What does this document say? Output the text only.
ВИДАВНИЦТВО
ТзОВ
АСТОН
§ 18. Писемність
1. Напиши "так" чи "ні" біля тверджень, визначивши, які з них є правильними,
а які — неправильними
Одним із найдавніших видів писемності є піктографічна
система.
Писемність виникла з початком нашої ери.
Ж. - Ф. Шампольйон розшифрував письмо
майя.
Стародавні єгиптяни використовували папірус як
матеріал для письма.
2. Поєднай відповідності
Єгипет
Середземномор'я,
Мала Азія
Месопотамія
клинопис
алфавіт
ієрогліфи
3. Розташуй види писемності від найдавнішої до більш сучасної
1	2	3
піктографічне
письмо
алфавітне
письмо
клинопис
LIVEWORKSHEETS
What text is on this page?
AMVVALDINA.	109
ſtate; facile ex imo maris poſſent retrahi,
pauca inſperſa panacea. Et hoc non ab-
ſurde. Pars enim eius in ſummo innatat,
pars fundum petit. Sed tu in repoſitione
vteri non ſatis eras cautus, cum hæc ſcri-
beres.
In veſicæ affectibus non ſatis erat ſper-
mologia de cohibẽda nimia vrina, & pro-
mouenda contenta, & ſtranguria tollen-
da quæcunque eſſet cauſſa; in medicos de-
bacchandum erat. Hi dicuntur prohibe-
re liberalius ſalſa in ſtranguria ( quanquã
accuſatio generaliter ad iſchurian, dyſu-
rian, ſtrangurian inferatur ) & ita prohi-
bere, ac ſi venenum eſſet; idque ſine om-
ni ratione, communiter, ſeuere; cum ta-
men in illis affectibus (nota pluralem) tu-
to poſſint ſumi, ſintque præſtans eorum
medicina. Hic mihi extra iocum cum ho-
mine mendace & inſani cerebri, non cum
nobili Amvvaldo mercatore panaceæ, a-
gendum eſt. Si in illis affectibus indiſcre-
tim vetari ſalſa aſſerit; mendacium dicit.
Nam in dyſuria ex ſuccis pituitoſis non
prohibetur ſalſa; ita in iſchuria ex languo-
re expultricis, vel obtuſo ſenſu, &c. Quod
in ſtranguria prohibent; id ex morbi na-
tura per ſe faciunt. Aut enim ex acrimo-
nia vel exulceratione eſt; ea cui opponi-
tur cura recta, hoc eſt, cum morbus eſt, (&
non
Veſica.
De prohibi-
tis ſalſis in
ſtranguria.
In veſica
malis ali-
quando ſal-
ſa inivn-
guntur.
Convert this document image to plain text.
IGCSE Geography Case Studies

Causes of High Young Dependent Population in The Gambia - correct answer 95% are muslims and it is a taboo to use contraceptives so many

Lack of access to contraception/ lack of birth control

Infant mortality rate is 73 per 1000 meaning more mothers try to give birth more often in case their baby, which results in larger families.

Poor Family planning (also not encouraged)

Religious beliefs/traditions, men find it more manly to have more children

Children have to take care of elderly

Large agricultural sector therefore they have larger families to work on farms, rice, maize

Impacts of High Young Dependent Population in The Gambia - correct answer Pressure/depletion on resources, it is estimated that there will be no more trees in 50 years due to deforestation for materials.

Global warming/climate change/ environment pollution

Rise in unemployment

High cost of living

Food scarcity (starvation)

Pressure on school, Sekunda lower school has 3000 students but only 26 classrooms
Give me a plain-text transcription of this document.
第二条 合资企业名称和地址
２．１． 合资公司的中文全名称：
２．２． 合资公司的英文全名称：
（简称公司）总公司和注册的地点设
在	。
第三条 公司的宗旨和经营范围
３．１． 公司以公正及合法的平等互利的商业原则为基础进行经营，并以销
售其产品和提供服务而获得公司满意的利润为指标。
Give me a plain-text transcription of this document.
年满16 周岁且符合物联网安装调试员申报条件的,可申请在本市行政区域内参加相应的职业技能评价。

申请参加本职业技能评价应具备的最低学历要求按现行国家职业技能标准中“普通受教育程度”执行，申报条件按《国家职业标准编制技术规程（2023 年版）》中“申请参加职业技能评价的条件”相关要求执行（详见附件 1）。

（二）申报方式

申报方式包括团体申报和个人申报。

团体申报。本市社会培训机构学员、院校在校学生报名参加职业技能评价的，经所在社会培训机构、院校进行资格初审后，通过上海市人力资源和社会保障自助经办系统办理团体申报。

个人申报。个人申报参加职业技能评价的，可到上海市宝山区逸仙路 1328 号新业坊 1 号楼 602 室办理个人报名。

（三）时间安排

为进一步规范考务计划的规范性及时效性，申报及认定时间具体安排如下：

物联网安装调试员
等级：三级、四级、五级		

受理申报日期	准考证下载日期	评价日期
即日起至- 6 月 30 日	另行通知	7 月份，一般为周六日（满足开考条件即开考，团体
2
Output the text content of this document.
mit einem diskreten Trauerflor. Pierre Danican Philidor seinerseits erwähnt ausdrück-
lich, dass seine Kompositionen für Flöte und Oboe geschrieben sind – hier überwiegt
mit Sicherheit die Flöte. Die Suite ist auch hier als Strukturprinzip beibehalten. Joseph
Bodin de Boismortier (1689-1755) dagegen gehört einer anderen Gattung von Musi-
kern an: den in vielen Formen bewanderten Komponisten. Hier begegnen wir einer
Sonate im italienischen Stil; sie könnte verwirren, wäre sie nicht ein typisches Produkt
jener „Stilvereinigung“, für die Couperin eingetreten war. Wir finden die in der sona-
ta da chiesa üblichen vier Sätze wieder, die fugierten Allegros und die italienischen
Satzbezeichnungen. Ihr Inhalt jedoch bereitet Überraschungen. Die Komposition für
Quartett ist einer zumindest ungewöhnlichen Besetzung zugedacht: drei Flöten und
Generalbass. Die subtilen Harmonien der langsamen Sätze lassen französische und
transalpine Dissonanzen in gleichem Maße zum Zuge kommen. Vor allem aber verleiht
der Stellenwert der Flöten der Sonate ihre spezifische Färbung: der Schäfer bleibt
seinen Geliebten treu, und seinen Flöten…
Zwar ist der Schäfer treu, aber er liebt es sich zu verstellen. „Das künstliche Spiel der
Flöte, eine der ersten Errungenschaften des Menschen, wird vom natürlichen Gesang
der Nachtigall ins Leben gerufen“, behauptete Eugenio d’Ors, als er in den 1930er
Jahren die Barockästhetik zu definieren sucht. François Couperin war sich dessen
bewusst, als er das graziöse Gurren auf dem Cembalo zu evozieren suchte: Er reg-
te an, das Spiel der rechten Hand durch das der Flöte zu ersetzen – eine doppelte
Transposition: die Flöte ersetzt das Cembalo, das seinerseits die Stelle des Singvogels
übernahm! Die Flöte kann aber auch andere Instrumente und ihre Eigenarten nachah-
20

○ ○ ○

• **To do**
Gather up every line from the listing above in which the word "enim" occurs.

• **Correct response**
ſurde. Pars enim eius in ſummo innatat,
tura per ſe faciunt. Aut enim ex acrimo-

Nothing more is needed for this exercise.